§ SHORT TASK: For each line below that includes the word "icon", make a copy.

[Begin]

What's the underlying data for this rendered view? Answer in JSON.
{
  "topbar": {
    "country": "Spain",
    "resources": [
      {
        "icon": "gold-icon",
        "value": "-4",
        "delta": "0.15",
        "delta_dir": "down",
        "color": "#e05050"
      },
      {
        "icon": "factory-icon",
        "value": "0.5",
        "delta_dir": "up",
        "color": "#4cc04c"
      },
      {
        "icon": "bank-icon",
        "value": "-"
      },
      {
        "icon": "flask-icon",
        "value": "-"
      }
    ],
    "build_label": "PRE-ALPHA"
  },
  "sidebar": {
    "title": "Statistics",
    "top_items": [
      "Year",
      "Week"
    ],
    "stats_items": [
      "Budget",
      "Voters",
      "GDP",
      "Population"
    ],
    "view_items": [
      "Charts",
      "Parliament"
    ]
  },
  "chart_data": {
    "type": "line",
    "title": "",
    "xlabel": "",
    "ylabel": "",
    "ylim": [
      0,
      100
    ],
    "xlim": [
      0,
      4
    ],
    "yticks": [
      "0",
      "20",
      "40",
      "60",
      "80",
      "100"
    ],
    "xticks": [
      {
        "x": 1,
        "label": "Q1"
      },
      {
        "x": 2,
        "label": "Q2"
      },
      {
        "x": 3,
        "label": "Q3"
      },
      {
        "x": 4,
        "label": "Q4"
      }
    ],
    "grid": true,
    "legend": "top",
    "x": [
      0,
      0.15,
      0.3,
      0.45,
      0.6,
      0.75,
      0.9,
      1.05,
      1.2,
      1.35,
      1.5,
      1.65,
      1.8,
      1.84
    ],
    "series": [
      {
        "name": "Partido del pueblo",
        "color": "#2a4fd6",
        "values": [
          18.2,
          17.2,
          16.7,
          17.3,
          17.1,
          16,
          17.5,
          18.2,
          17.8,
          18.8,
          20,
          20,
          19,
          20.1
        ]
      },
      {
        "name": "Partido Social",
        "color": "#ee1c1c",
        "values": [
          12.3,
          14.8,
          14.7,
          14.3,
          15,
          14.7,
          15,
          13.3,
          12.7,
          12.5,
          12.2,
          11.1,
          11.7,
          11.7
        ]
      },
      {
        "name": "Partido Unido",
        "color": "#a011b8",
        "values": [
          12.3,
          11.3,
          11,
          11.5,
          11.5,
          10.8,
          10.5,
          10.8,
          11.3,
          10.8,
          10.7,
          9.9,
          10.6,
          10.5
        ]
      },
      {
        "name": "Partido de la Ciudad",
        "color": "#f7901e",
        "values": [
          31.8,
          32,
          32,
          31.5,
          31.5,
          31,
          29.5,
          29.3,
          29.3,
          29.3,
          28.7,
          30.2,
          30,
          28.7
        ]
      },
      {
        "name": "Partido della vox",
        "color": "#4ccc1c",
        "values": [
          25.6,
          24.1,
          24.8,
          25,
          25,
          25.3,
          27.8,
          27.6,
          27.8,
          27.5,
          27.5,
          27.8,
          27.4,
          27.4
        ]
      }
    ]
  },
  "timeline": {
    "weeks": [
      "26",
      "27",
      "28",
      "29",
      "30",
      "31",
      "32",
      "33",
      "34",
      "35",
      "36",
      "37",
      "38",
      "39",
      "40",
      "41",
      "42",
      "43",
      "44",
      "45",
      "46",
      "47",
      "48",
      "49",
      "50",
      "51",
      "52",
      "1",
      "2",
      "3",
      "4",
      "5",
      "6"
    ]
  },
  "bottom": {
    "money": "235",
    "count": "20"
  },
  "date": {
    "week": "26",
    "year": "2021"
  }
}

[End]
[Begin]

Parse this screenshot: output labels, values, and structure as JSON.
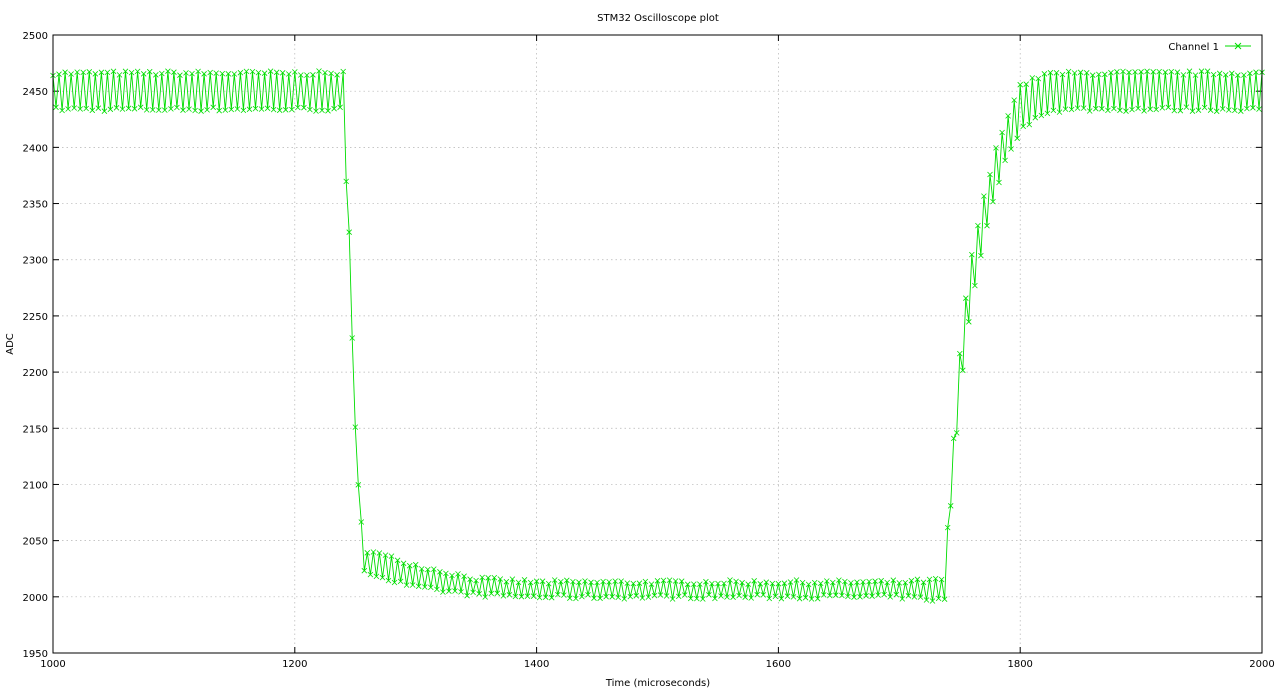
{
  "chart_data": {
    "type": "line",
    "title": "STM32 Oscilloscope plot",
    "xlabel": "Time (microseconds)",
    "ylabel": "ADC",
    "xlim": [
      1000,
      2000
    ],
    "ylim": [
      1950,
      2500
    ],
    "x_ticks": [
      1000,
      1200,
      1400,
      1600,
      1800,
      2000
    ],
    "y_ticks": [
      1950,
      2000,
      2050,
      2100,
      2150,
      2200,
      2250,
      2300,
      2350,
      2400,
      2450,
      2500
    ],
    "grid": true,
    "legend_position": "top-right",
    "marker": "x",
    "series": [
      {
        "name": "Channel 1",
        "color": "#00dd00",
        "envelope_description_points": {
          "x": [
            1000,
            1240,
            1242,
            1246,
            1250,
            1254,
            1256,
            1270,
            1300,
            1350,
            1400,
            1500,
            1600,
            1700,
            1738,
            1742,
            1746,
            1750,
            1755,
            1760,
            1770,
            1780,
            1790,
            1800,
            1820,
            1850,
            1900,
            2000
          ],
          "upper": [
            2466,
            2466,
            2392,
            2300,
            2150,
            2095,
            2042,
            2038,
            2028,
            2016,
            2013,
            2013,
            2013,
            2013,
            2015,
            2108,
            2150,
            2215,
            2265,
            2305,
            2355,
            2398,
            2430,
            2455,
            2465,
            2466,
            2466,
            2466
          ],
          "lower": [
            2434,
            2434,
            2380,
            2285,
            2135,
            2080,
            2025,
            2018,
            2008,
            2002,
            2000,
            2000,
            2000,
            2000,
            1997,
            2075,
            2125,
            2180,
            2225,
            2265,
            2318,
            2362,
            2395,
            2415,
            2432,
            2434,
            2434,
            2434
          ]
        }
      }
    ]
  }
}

[End]
[Begin]

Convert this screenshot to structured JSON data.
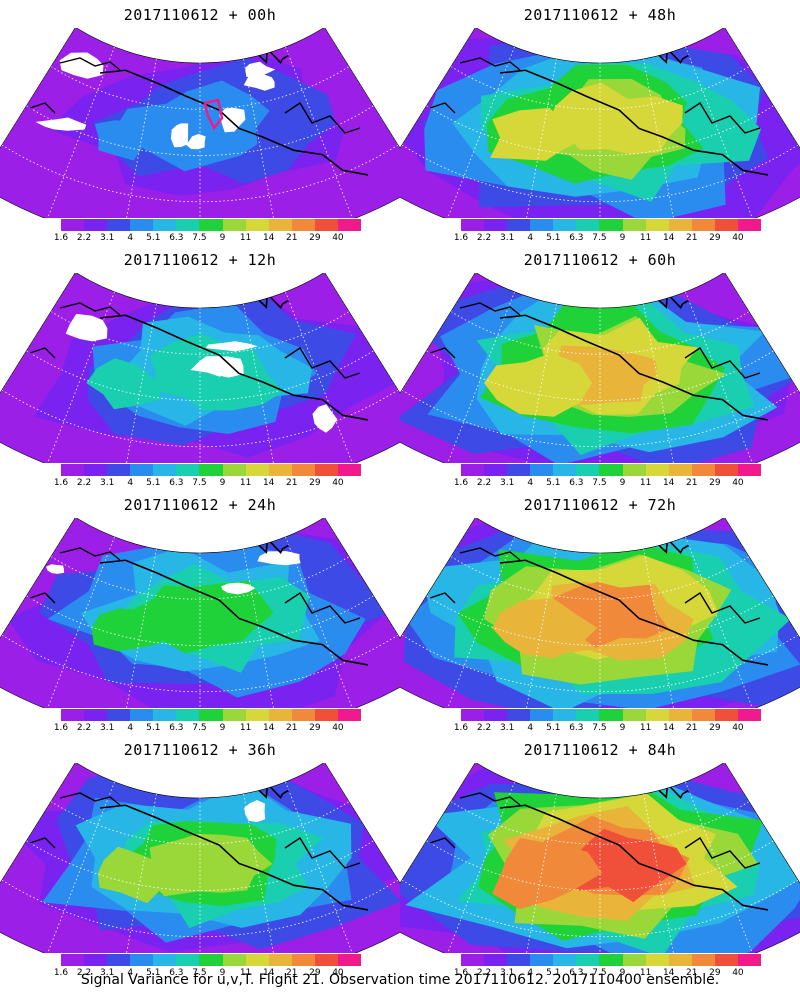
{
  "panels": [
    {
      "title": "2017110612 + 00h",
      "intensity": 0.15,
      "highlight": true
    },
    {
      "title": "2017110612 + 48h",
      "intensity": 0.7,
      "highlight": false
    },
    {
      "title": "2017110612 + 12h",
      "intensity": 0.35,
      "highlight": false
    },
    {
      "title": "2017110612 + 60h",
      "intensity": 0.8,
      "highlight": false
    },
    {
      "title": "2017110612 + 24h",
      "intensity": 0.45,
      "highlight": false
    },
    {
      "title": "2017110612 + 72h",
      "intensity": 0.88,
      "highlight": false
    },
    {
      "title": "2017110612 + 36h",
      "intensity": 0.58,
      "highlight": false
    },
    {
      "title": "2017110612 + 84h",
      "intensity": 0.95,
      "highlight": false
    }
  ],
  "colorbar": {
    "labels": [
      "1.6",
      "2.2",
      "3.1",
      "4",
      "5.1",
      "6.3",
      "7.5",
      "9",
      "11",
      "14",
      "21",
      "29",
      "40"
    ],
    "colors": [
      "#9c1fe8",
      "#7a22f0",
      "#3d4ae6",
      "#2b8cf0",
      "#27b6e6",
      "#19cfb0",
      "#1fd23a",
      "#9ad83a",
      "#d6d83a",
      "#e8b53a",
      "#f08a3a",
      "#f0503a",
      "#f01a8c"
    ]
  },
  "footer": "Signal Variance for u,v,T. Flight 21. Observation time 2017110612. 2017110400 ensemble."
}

[End]

§ EXPECTED OUTPUT:
        "icon": "gold-icon",
        "icon": "factory-icon",
        "icon": "bank-icon",
        "icon": "flask-icon",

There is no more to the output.